Layout items:
________________________________________

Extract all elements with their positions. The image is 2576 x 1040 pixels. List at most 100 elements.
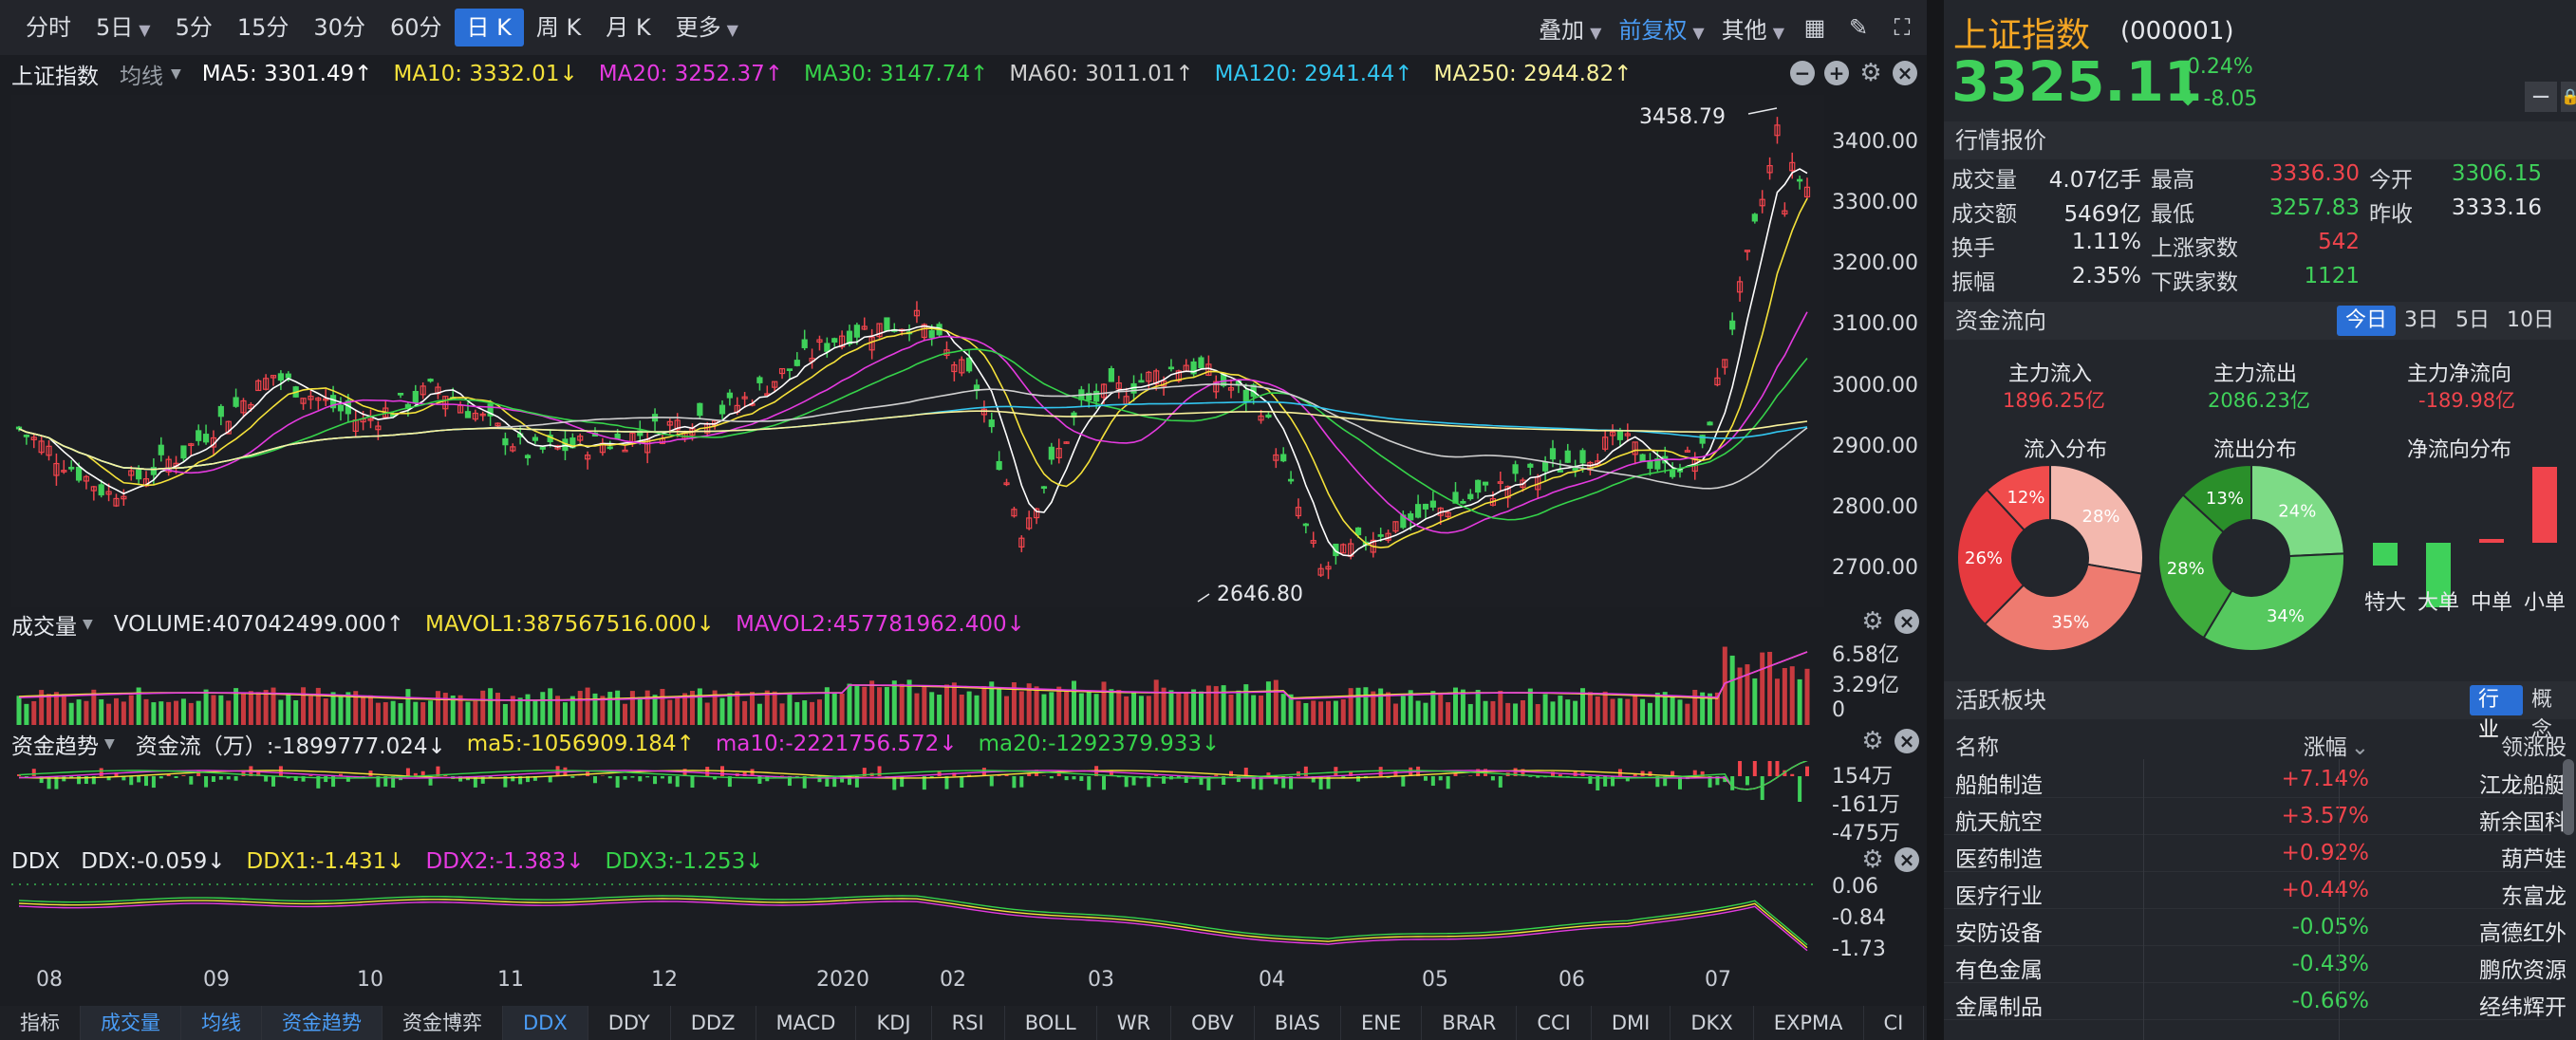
volume-bar [682,693,688,725]
chevron-down-icon[interactable]: ▼ [83,617,93,632]
indicator-tab-cci[interactable]: CCI [1517,1006,1592,1040]
outflow-pie-chart[interactable]: 24% 34% 28% 13% [2156,463,2346,653]
indicator-tab-macd[interactable]: MACD [756,1006,857,1040]
fund-flow-bar [526,776,531,783]
fund-flow-bar [1738,761,1743,776]
period-tab-9[interactable]: 更多 ▼ [663,9,751,46]
period-tab-2[interactable]: 5分 [163,9,225,46]
inflow-pie-chart[interactable]: 28% 35% 26% 12% [1955,463,2145,653]
sector-row[interactable] [1944,946,2551,983]
volume-bar [383,702,388,725]
indicator-tab-bias[interactable]: BIAS [1255,1006,1341,1040]
candle-body [697,402,703,417]
gear-icon[interactable]: ⚙ [1861,607,1884,636]
sector-title: 活跃板块 [1955,687,2046,714]
candle-body [1392,521,1399,532]
sector-tab-0[interactable]: 行业 [2470,685,2523,742]
gear-icon[interactable]: ⚙ [1861,845,1884,874]
indicator-tab-资金博弈[interactable]: 资金博弈 [383,1006,503,1040]
vertical-scrollbar[interactable] [2563,759,2574,835]
close-icon[interactable]: × [1893,61,1917,85]
indicator-tab-ddx[interactable]: DDX [503,1006,588,1040]
gear-icon[interactable]: ⚙ [1859,59,1882,87]
indicator-tab-dkx[interactable]: DKX [1671,1006,1754,1040]
quote-key: 今开 [2369,168,2413,193]
pen-icon[interactable]: ✎ [1848,14,1869,41]
other-dropdown[interactable]: 其他 ▼ [1722,11,1784,45]
net-flow-bar-chart[interactable]: 特大 大单 中单 小单 [2358,463,2576,678]
fund-flow-period-3[interactable]: 10日 [2507,308,2555,332]
volume-bar [787,693,793,725]
chevron-down-icon[interactable]: ▼ [104,736,115,752]
lock-icon[interactable]: 🔒 [2561,82,2576,112]
sector-row[interactable] [1944,872,2551,909]
indicator-tab-ene[interactable]: ENE [1341,1006,1423,1040]
volume-chart[interactable] [11,641,1824,725]
close-icon[interactable]: × [1895,609,1919,634]
period-tab-3[interactable]: 15分 [225,9,302,46]
adjust-dropdown[interactable]: 前复权 ▼ [1618,11,1704,45]
ma-type-dropdown[interactable]: 均线 [120,65,163,89]
fund-flow-bar [862,768,867,776]
indicator-tab-资金趋势[interactable]: 资金趋势 [262,1006,383,1040]
indicator-tab-ci[interactable]: CI [1864,1006,1925,1040]
indicator-tab-指标[interactable]: 指标 [0,1006,81,1040]
sector-row[interactable] [1944,798,2551,835]
fund-flow-period-0[interactable]: 今日 [2337,306,2397,336]
date-tick-label: 04 [1259,968,1285,992]
indicator-tab-boll[interactable]: BOLL [1005,1006,1097,1040]
indicator-tab-obv[interactable]: OBV [1171,1006,1255,1040]
sector-tab-1[interactable]: 概念 [2531,688,2553,742]
period-tab-8[interactable]: 月 K [593,9,663,46]
candle-body [1572,467,1578,472]
indicator-tab-expma[interactable]: EXPMA [1754,1006,1864,1040]
overlay-dropdown[interactable]: 叠加 ▼ [1539,11,1601,45]
indicator-tab-brar[interactable]: BRAR [1422,1006,1518,1040]
indicator-tab-ddz[interactable]: DDZ [671,1006,756,1040]
zoom-in-icon[interactable]: + [1824,61,1849,85]
indicator-tab-kdj[interactable]: KDJ [856,1006,932,1040]
period-tab-1[interactable]: 5日 ▼ [84,9,163,46]
panel-divider[interactable] [1927,0,1944,1040]
sector-row[interactable] [1944,983,2551,1020]
fullscreen-icon[interactable]: ⛶ [1894,14,1911,41]
fund-trend-chart[interactable] [11,761,1824,845]
candle-body [472,412,478,420]
close-icon[interactable]: × [1895,729,1919,753]
fund-flow-period-2[interactable]: 5日 [2455,308,2491,332]
period-high-label: 3458.79 [1639,105,1726,129]
grid-icon[interactable]: ▦ [1803,14,1826,41]
period-tab-4[interactable]: 30分 [301,9,378,46]
volume-bar [24,703,29,725]
indicator-tab-wr[interactable]: WR [1097,1006,1172,1040]
chevron-down-icon[interactable]: ⌄ [2350,735,2369,760]
candlestick-chart[interactable]: 3458.79 2646.80 [11,95,1824,607]
period-tab-0[interactable]: 分时 [13,9,84,46]
sector-row[interactable] [1944,909,2551,946]
fund-flow-bar [1326,776,1331,789]
close-icon[interactable]: × [1895,847,1919,872]
fund-flow-period-1[interactable]: 3日 [2404,308,2439,332]
remove-button[interactable]: − [2525,82,2557,112]
zoom-out-icon[interactable]: − [1790,61,1815,85]
volume-bar [330,692,336,725]
sector-row[interactable] [1944,761,2551,798]
period-label: 分时 [26,14,71,41]
period-tab-5[interactable]: 60分 [378,9,455,46]
period-tab-7[interactable]: 周 K [524,9,593,46]
fund-flow-bar [345,776,350,782]
indicator-tab-ddy[interactable]: DDY [588,1006,671,1040]
volume-bar [1625,698,1631,725]
indicator-tab-rsi[interactable]: RSI [932,1006,1005,1040]
volume-bar [959,695,964,725]
period-label: 30分 [313,14,365,41]
period-tab-6[interactable]: 日 K [454,9,524,46]
indicator-tab-dmi[interactable]: DMI [1592,1006,1671,1040]
quote-key: 成交额 [1951,202,2017,227]
sector-row[interactable] [1944,835,2551,872]
indicator-tab-均线[interactable]: 均线 [181,1006,262,1040]
ddx-chart[interactable] [11,879,1824,974]
fund-flow-bar [532,776,537,781]
gear-icon[interactable]: ⚙ [1861,727,1884,755]
indicator-tab-成交量[interactable]: 成交量 [81,1006,181,1040]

________________________________________

### Requirements
Copy every line of each item above word for word, leaving out the pictures.

### Exercise response
Extract all elements with their positions. The image is 2576 x 1040 pixels. List at most 100 elements.
volume-bar [682,693,688,725]
chevron-down-icon[interactable]: ▼ [83,617,93,632]
indicator-tab-cci[interactable]: CCI [1517,1006,1592,1040]
outflow-pie-chart[interactable]: 24% 34% 28% 13% [2156,463,2346,653]
indicator-tab-macd[interactable]: MACD [756,1006,857,1040]
fund-flow-bar [526,776,531,783]
fund-flow-bar [1738,761,1743,776]
period-tab-9[interactable]: 更多 ▼ [663,9,751,46]
period-tab-2[interactable]: 5分 [163,9,225,46]
inflow-pie-chart[interactable]: 28% 35% 26% 12% [1955,463,2145,653]
sector-row[interactable] [1944,946,2551,983]
volume-bar [383,702,388,725]
indicator-tab-bias[interactable]: BIAS [1255,1006,1341,1040]
candle-body [697,402,703,417]
gear-icon[interactable]: ⚙ [1861,607,1884,636]
sector-title: 活跃板块 [1955,687,2046,714]
candle-body [1392,521,1399,532]
sector-tab-0[interactable]: 行业 [2470,685,2523,742]
gear-icon[interactable]: ⚙ [1861,845,1884,874]
indicator-tab-资金博弈[interactable]: 资金博弈 [383,1006,503,1040]
vertical-scrollbar[interactable] [2563,759,2574,835]
close-icon[interactable]: × [1893,61,1917,85]
indicator-tab-ddx[interactable]: DDX [503,1006,588,1040]
gear-icon[interactable]: ⚙ [1859,59,1882,87]
indicator-tab-dkx[interactable]: DKX [1671,1006,1754,1040]
quote-key: 今开 [2369,168,2413,193]
pen-icon[interactable]: ✎ [1848,14,1869,41]
other-dropdown[interactable]: 其他 ▼ [1722,11,1784,45]
net-flow-bar-chart[interactable]: 特大 大单 中单 小单 [2358,463,2576,678]
fund-flow-period-3[interactable]: 10日 [2507,308,2555,332]
volume-bar [787,693,793,725]
chevron-down-icon[interactable]: ▼ [104,736,115,752]
lock-icon[interactable]: 🔒 [2561,82,2576,112]
sector-row[interactable] [1944,872,2551,909]
indicator-tab-ene[interactable]: ENE [1341,1006,1423,1040]
volume-chart[interactable] [11,641,1824,725]
close-icon[interactable]: × [1895,609,1919,634]
period-tab-3[interactable]: 15分 [225,9,302,46]
adjust-dropdown[interactable]: 前复权 ▼ [1618,11,1704,45]
ma-type-dropdown[interactable]: 均线 [120,65,163,89]
fund-flow-bar [862,768,867,776]
indicator-tab-资金趋势[interactable]: 资金趋势 [262,1006,383,1040]
indicator-tab-ci[interactable]: CI [1864,1006,1925,1040]
indicator-tab-指标[interactable]: 指标 [0,1006,81,1040]
sector-row[interactable] [1944,798,2551,835]
fund-flow-period-0[interactable]: 今日 [2337,306,2397,336]
date-tick-label: 04 [1259,968,1285,992]
indicator-tab-boll[interactable]: BOLL [1005,1006,1097,1040]
indicator-tab-obv[interactable]: OBV [1171,1006,1255,1040]
sector-tab-1[interactable]: 概念 [2531,688,2553,742]
period-tab-8[interactable]: 月 K [593,9,663,46]
candle-body [1572,467,1578,472]
indicator-tab-expma[interactable]: EXPMA [1754,1006,1864,1040]
overlay-dropdown[interactable]: 叠加 ▼ [1539,11,1601,45]
indicator-tab-brar[interactable]: BRAR [1422,1006,1518,1040]
indicator-tab-ddz[interactable]: DDZ [671,1006,756,1040]
zoom-in-icon[interactable]: + [1824,61,1849,85]
indicator-tab-kdj[interactable]: KDJ [856,1006,932,1040]
period-tab-1[interactable]: 5日 ▼ [84,9,163,46]
panel-divider[interactable] [1927,0,1944,1040]
sector-row[interactable] [1944,983,2551,1020]
fullscreen-icon[interactable]: ⛶ [1894,14,1911,41]
fund-trend-chart[interactable] [11,761,1824,845]
candle-body [472,412,478,420]
close-icon[interactable]: × [1895,729,1919,753]
fund-flow-period-2[interactable]: 5日 [2455,308,2491,332]
period-high-label: 3458.79 [1639,105,1726,129]
grid-icon[interactable]: ▦ [1803,14,1826,41]
period-tab-4[interactable]: 30分 [301,9,378,46]
volume-bar [24,703,29,725]
indicator-tab-wr[interactable]: WR [1097,1006,1172,1040]
chevron-down-icon[interactable]: ⌄ [2350,735,2369,760]
candlestick-chart[interactable]: 3458.79 2646.80 [11,95,1824,607]
period-tab-0[interactable]: 分时 [13,9,84,46]
sector-row[interactable] [1944,909,2551,946]
fund-flow-bar [1326,776,1331,789]
close-icon[interactable]: × [1895,847,1919,872]
fund-flow-period-1[interactable]: 3日 [2404,308,2439,332]
remove-button[interactable]: − [2525,82,2557,112]
zoom-out-icon[interactable]: − [1790,61,1815,85]
volume-bar [330,692,336,725]
sector-row[interactable] [1944,761,2551,798]
period-label: 分时 [26,14,71,41]
period-tab-5[interactable]: 60分 [378,9,455,46]
period-tab-7[interactable]: 周 K [524,9,593,46]
fund-flow-bar [345,776,350,782]
indicator-tab-ddy[interactable]: DDY [588,1006,671,1040]
volume-bar [1625,698,1631,725]
indicator-tab-rsi[interactable]: RSI [932,1006,1005,1040]
volume-bar [959,695,964,725]
period-label: 30分 [313,14,365,41]
period-tab-6[interactable]: 日 K [454,9,524,46]
indicator-tab-dmi[interactable]: DMI [1592,1006,1671,1040]
quote-key: 成交额 [1951,202,2017,227]
sector-row[interactable] [1944,835,2551,872]
indicator-tab-均线[interactable]: 均线 [181,1006,262,1040]
ddx-chart[interactable] [11,879,1824,974]
fund-flow-bar [532,776,537,781]
gear-icon[interactable]: ⚙ [1861,727,1884,755]
indicator-tab-成交量[interactable]: 成交量 [81,1006,181,1040]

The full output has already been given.